*Description of the task*. Report all lines of the records that contain "fusion".

(Document page transcription items)
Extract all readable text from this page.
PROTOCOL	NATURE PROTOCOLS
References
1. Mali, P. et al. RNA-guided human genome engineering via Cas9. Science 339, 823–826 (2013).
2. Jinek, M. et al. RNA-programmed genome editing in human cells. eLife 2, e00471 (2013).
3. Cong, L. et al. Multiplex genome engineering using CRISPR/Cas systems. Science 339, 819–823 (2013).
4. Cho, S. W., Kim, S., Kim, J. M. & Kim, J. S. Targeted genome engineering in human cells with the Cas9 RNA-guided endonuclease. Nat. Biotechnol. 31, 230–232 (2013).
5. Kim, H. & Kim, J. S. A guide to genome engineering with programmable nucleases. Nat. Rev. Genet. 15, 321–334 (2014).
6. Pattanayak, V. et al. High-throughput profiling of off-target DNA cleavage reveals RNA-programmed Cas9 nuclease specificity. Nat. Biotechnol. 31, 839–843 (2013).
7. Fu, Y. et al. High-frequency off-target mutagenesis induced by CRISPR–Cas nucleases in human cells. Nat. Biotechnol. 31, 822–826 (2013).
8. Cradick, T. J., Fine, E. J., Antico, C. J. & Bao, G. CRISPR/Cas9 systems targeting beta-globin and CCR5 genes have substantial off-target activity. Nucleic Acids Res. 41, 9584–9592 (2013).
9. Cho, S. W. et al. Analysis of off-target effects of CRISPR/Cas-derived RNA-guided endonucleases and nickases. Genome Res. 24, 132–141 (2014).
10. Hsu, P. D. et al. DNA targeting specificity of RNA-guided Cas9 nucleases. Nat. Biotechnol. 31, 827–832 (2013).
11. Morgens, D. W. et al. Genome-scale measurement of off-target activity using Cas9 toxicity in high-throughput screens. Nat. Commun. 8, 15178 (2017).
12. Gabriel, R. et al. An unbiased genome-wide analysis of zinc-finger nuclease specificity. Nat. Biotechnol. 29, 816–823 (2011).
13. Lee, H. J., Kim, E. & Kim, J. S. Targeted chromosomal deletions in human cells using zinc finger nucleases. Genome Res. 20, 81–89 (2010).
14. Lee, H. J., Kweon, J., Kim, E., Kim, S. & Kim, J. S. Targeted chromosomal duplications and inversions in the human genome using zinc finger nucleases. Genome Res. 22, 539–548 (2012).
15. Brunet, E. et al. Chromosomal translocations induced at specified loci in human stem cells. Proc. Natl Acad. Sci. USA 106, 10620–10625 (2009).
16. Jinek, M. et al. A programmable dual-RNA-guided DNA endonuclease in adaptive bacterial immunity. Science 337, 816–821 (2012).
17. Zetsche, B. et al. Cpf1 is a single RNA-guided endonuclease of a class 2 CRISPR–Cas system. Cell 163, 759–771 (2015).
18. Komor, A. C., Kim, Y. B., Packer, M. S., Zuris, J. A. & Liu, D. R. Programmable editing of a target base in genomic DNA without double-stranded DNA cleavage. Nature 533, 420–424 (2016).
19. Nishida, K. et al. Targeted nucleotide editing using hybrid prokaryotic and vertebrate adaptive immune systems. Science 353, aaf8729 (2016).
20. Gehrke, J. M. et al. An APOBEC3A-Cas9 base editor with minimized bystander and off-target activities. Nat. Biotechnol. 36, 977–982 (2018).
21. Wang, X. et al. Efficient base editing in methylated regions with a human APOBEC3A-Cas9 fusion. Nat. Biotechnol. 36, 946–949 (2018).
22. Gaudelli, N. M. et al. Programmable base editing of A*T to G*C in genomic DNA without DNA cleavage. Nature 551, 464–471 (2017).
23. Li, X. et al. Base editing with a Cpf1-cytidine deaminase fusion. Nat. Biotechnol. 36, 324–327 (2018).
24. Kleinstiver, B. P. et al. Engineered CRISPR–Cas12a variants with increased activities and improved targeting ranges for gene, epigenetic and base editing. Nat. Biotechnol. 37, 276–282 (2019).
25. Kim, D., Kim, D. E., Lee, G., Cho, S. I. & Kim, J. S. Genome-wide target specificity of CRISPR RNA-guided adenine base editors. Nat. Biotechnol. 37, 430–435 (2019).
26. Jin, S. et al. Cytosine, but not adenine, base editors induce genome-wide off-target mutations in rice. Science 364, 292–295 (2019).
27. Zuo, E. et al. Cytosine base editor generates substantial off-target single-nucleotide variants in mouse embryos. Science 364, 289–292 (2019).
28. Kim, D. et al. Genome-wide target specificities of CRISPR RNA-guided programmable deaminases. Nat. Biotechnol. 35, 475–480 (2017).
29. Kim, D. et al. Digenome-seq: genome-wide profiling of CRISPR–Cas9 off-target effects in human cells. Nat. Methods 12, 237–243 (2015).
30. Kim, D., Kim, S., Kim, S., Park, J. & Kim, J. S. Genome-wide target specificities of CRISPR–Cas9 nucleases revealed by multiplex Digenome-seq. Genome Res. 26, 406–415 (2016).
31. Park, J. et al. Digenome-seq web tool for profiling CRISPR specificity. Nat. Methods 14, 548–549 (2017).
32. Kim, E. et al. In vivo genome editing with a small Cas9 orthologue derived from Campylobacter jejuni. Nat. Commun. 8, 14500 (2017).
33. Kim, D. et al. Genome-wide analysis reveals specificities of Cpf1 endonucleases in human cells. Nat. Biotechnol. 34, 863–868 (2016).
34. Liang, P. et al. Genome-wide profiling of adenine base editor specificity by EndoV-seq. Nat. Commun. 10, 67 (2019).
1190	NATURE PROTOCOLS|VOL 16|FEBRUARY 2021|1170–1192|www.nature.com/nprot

*Result for this task*.
21. Wang, X. et al. Efficient base editing in methylated regions with a human APOBEC3A-Cas9 fusion. Nat. Biotechnol. 36, 946–949 (2018).
23. Li, X. et al. Base editing with a Cpf1-cytidine deaminase fusion. Nat. Biotechnol. 36, 324–327 (2018).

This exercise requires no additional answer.